■ TASK DESCRIPTION: Using the entries below, output exactly the line containing "Enumerate this screenshot's" and all lines that follow it to the end.

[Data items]
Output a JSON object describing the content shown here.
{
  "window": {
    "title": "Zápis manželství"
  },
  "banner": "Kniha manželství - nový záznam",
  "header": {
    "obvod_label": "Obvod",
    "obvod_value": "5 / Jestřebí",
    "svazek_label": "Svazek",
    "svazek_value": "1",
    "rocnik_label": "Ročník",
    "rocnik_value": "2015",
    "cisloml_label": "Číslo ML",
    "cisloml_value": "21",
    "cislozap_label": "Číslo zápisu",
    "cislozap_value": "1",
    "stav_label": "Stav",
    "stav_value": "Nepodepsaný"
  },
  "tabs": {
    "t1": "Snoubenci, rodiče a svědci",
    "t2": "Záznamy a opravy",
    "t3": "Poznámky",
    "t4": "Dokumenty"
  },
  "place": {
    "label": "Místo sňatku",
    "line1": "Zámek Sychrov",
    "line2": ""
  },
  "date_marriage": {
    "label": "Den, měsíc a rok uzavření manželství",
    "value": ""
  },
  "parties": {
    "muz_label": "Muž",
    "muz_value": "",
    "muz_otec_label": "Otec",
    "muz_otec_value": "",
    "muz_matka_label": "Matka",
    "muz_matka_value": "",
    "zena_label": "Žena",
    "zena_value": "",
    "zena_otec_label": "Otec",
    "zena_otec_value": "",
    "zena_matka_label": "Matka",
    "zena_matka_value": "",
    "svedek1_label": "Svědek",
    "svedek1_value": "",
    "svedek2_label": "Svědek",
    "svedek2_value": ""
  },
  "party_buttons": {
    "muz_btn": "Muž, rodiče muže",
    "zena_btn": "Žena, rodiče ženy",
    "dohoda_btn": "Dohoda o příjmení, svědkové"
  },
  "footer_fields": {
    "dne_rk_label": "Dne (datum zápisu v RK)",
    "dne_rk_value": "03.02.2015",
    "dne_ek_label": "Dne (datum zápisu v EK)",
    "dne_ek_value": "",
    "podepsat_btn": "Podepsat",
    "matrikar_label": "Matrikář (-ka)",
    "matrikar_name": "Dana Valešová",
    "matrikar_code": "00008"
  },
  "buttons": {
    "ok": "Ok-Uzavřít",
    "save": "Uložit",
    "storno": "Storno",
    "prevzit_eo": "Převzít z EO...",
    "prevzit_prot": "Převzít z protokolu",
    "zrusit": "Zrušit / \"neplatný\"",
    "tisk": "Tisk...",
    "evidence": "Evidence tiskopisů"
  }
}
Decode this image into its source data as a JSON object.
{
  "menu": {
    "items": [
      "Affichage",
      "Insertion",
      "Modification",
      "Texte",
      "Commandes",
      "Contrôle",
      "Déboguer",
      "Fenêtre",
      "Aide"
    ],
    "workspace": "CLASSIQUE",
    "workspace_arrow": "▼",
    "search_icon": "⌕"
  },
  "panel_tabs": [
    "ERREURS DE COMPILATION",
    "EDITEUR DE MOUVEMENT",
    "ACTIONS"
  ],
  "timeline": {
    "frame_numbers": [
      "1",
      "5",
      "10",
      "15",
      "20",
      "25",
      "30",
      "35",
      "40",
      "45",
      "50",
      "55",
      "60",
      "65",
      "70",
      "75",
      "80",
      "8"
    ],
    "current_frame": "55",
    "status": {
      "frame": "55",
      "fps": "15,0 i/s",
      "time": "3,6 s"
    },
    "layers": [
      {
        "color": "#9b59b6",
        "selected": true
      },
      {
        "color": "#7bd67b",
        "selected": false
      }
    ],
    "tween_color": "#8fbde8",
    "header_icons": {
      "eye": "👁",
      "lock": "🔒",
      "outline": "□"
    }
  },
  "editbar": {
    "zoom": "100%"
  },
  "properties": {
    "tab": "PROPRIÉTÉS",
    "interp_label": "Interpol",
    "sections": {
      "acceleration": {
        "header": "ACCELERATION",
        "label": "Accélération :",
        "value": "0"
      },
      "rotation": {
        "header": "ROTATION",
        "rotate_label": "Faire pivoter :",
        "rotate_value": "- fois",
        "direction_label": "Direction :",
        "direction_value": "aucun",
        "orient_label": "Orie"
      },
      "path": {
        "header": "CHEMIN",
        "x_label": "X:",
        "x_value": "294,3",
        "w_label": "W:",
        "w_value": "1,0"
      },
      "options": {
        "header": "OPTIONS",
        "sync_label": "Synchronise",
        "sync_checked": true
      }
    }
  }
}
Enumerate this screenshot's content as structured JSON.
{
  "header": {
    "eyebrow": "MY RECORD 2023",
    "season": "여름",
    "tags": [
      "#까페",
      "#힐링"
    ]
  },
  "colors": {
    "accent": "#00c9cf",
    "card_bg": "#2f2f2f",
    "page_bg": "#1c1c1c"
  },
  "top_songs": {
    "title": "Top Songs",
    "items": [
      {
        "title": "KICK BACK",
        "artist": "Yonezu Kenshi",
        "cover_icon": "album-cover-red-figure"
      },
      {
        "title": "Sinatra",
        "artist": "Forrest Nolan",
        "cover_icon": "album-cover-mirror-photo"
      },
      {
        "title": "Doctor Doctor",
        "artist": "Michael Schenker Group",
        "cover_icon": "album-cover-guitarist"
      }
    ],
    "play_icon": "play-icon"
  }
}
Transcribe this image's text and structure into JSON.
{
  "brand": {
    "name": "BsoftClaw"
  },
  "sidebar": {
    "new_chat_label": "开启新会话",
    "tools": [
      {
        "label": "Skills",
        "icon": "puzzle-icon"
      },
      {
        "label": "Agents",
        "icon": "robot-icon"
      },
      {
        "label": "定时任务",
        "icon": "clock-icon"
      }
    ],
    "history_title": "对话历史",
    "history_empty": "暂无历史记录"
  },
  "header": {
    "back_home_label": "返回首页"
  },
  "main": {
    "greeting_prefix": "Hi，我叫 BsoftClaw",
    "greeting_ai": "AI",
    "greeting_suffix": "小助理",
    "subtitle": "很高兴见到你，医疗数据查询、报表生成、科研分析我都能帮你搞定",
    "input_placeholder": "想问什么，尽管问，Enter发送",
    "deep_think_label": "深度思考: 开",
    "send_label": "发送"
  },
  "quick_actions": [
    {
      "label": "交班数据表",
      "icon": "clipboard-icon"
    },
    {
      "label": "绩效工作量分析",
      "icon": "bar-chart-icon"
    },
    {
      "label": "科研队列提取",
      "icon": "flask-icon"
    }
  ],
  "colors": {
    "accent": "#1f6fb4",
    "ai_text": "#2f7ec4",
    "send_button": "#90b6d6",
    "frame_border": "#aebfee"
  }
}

■ WORKED SOLUTION:
Enumerate this screenshot's content as structured JSON.
{
  "header": {
    "eyebrow": "MY RECORD 2023",
    "season": "여름",
    "tags": [
      "#까페",
      "#힐링"
    ]
  },
  "colors": {
    "accent": "#00c9cf",
    "card_bg": "#2f2f2f",
    "page_bg": "#1c1c1c"
  },
  "top_songs": {
    "title": "Top Songs",
    "items": [
      {
        "title": "KICK BACK",
        "artist": "Yonezu Kenshi",
        "cover_icon": "album-cover-red-figure"
      },
      {
        "title": "Sinatra",
        "artist": "Forrest Nolan",
        "cover_icon": "album-cover-mirror-photo"
      },
      {
        "title": "Doctor Doctor",
        "artist": "Michael Schenker Group",
        "cover_icon": "album-cover-guitarist"
      }
    ],
    "play_icon": "play-icon"
  }
}
Transcribe this image's text and structure into JSON.
{
  "brand": {
    "name": "BsoftClaw"
  },
  "sidebar": {
    "new_chat_label": "开启新会话",
    "tools": [
      {
        "label": "Skills",
        "icon": "puzzle-icon"
      },
      {
        "label": "Agents",
        "icon": "robot-icon"
      },
      {
        "label": "定时任务",
        "icon": "clock-icon"
      }
    ],
    "history_title": "对话历史",
    "history_empty": "暂无历史记录"
  },
  "header": {
    "back_home_label": "返回首页"
  },
  "main": {
    "greeting_prefix": "Hi，我叫 BsoftClaw",
    "greeting_ai": "AI",
    "greeting_suffix": "小助理",
    "subtitle": "很高兴见到你，医疗数据查询、报表生成、科研分析我都能帮你搞定",
    "input_placeholder": "想问什么，尽管问，Enter发送",
    "deep_think_label": "深度思考: 开",
    "send_label": "发送"
  },
  "quick_actions": [
    {
      "label": "交班数据表",
      "icon": "clipboard-icon"
    },
    {
      "label": "绩效工作量分析",
      "icon": "bar-chart-icon"
    },
    {
      "label": "科研队列提取",
      "icon": "flask-icon"
    }
  ],
  "colors": {
    "accent": "#1f6fb4",
    "ai_text": "#2f7ec4",
    "send_button": "#90b6d6",
    "frame_border": "#aebfee"
  }
}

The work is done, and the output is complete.